**DATASET RECORDS**.

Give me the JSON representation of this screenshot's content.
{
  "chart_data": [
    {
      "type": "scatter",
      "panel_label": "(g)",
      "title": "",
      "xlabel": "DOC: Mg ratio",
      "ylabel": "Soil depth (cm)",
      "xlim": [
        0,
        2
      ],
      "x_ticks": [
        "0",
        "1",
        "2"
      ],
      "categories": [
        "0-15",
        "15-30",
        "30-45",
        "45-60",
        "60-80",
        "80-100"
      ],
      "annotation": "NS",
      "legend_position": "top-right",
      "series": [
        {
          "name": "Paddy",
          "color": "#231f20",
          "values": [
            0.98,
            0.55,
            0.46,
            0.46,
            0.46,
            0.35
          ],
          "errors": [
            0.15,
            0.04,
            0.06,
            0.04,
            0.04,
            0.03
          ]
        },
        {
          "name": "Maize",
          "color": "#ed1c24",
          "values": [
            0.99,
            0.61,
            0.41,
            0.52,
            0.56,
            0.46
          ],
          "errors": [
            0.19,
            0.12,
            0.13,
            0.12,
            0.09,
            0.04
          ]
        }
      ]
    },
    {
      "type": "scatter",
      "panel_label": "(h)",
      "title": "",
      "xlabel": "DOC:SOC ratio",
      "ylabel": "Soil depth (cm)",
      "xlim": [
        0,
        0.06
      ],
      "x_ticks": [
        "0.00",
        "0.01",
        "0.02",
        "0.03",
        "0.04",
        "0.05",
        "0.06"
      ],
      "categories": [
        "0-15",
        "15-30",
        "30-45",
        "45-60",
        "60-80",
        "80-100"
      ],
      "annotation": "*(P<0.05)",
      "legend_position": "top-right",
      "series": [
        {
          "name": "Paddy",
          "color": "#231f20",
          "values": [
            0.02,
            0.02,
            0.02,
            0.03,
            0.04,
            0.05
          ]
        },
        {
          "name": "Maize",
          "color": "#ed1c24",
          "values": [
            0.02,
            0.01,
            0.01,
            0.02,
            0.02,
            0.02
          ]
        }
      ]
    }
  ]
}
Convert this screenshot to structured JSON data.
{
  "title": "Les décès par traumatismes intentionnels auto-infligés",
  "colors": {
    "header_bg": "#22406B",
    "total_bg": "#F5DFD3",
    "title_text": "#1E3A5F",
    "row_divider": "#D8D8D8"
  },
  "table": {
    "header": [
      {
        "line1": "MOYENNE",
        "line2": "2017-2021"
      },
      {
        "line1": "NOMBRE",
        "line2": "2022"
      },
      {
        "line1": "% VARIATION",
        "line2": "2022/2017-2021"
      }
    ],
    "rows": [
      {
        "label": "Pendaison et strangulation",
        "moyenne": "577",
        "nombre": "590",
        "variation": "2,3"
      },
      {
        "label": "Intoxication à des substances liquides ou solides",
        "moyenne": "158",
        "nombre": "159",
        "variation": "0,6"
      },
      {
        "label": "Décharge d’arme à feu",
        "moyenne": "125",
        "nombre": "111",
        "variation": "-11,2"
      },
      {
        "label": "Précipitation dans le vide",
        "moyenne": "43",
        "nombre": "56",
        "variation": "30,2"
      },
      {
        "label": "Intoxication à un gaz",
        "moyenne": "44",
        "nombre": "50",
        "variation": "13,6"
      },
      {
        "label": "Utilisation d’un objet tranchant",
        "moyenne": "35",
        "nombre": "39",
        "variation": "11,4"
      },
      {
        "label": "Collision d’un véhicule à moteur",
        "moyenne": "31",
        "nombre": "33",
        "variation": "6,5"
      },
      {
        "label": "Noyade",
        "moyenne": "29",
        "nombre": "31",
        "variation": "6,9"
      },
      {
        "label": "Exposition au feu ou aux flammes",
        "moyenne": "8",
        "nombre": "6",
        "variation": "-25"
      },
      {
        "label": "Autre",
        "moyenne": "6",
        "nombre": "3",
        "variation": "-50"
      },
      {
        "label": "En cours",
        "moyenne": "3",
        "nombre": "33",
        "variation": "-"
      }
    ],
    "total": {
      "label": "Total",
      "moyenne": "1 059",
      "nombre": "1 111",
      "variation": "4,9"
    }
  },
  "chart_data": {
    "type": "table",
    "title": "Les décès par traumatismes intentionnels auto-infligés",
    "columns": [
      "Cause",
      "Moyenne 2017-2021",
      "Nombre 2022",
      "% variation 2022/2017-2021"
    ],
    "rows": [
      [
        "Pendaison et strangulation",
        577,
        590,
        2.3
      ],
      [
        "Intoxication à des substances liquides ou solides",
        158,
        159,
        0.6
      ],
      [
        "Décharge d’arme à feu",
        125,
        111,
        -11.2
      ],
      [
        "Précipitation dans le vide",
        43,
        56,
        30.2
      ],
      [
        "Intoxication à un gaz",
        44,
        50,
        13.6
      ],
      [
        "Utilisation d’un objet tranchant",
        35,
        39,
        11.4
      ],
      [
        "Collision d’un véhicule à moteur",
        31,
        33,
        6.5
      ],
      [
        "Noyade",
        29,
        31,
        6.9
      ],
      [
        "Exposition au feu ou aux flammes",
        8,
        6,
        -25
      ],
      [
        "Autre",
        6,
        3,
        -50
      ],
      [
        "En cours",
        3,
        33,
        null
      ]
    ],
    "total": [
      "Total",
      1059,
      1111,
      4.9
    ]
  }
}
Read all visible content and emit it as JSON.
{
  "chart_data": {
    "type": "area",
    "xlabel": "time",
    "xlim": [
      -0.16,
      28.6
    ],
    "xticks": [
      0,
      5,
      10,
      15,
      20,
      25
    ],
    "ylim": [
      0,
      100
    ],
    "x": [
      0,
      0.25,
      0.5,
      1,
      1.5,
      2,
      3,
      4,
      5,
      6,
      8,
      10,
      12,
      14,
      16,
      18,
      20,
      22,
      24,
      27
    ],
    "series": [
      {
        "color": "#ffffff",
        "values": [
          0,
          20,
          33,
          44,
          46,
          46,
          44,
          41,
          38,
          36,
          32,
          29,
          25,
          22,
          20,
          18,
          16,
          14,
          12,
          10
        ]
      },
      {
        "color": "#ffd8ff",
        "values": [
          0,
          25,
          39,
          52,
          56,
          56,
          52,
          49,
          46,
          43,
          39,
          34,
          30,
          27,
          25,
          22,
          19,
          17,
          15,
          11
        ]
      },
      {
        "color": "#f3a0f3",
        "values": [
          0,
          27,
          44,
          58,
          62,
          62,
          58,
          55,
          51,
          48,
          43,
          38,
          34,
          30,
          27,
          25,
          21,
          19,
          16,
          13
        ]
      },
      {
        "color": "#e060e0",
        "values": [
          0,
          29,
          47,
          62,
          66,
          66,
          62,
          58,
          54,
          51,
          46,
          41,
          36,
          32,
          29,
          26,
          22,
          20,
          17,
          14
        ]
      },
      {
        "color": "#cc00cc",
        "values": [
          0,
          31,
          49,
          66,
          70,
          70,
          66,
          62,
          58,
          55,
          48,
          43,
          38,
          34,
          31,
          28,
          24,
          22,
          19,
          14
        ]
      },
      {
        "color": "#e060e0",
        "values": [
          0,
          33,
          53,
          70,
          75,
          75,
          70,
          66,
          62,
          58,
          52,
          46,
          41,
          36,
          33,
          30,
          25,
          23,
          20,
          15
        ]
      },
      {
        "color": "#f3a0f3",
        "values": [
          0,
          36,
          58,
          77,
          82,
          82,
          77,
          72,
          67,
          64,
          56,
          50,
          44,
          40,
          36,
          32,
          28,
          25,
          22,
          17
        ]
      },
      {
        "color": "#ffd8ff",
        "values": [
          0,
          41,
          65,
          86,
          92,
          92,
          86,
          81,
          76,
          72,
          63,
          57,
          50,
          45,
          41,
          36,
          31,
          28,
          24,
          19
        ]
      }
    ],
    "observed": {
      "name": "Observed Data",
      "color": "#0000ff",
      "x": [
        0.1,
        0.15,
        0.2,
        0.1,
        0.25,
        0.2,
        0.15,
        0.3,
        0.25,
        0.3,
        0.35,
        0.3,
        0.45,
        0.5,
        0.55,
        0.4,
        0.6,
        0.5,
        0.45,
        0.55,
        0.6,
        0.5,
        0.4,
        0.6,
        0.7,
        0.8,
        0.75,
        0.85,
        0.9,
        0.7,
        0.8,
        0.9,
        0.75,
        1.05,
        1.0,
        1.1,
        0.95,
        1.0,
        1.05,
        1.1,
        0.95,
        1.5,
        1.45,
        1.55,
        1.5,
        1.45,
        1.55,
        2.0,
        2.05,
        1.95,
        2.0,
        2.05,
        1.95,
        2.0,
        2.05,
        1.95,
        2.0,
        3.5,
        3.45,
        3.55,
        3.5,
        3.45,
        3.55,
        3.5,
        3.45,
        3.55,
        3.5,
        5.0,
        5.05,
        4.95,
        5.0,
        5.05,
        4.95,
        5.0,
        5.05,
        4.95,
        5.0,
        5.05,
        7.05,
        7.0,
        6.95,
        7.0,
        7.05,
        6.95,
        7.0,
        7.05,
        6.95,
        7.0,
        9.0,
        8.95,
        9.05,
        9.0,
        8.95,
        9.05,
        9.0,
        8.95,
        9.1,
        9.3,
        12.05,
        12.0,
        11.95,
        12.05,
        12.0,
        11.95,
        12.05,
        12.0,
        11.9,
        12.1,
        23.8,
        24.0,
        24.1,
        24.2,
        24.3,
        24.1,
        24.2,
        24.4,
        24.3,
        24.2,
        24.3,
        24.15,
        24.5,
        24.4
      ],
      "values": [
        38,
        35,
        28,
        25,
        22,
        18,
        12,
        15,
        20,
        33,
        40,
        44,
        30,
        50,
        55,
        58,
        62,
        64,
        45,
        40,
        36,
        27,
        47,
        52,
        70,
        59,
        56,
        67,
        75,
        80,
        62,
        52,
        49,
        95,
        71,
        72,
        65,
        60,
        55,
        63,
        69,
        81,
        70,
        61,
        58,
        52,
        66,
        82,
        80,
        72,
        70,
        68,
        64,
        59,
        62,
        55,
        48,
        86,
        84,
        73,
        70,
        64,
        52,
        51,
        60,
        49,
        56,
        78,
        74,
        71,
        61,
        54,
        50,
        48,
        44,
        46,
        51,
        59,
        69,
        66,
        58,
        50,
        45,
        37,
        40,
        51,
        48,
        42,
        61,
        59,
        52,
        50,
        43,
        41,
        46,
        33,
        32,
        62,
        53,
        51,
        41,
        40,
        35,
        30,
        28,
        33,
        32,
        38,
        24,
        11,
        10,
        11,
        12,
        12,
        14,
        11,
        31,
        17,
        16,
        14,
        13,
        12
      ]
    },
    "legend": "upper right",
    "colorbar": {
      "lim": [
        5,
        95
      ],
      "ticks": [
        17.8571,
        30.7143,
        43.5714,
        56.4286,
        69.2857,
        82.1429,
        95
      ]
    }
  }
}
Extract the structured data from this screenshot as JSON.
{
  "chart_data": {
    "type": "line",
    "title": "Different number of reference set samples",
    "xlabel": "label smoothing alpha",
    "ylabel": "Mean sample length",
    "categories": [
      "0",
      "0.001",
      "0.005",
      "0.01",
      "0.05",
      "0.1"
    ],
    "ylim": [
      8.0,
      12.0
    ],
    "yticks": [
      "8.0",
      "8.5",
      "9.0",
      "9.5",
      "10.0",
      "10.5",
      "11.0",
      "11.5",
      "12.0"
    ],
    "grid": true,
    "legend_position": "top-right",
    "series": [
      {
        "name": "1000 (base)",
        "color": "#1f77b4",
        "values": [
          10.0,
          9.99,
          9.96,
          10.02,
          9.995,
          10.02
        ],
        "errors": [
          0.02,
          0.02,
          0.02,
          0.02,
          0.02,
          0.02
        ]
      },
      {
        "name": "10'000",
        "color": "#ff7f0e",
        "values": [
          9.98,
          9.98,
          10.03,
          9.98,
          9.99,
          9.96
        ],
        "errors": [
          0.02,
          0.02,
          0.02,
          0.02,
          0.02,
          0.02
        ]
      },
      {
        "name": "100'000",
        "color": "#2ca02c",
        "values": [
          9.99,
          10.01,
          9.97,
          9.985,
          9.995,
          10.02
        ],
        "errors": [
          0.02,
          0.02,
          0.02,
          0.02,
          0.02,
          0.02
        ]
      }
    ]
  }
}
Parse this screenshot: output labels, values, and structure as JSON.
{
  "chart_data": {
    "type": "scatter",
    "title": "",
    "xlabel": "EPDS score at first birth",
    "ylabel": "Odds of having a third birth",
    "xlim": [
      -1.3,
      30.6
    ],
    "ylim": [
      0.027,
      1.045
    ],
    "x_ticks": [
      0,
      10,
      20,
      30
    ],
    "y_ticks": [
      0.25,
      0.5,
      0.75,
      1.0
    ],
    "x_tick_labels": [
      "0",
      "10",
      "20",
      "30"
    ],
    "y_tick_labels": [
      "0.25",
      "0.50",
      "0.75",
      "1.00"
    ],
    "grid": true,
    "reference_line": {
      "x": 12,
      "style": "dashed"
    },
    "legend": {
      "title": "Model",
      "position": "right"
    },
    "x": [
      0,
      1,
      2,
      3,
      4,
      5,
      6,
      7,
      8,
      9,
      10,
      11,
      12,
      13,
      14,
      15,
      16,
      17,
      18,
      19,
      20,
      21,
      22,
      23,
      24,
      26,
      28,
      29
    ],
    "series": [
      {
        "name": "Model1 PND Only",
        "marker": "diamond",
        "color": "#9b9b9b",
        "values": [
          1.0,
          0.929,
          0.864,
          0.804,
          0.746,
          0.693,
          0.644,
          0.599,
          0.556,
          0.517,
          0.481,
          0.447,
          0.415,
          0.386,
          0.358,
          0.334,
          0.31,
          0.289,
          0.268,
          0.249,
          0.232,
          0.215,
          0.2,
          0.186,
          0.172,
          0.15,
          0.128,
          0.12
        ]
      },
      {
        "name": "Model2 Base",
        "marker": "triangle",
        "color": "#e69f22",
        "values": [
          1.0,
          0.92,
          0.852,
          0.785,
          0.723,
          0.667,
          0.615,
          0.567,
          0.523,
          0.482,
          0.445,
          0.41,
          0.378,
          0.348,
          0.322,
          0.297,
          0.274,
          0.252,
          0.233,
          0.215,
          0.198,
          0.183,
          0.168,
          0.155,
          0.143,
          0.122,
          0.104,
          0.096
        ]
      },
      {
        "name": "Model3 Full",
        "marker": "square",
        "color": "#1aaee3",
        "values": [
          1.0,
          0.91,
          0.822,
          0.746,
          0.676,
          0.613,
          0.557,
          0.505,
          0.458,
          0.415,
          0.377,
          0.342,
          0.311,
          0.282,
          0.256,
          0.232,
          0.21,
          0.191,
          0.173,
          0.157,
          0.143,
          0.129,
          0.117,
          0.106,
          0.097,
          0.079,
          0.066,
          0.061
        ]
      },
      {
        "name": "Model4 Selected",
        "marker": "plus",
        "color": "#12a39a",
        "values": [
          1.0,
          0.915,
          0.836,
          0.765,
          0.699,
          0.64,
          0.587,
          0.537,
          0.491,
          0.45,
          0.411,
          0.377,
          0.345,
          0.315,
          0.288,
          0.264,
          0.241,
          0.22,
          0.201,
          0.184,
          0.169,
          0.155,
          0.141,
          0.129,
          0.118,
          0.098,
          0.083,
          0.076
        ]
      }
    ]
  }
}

**TASK REQUIREMENTS**. Find how many lines include the string "Pendaison" and report that number alone.

**COMPLETE RESPONSE**. 2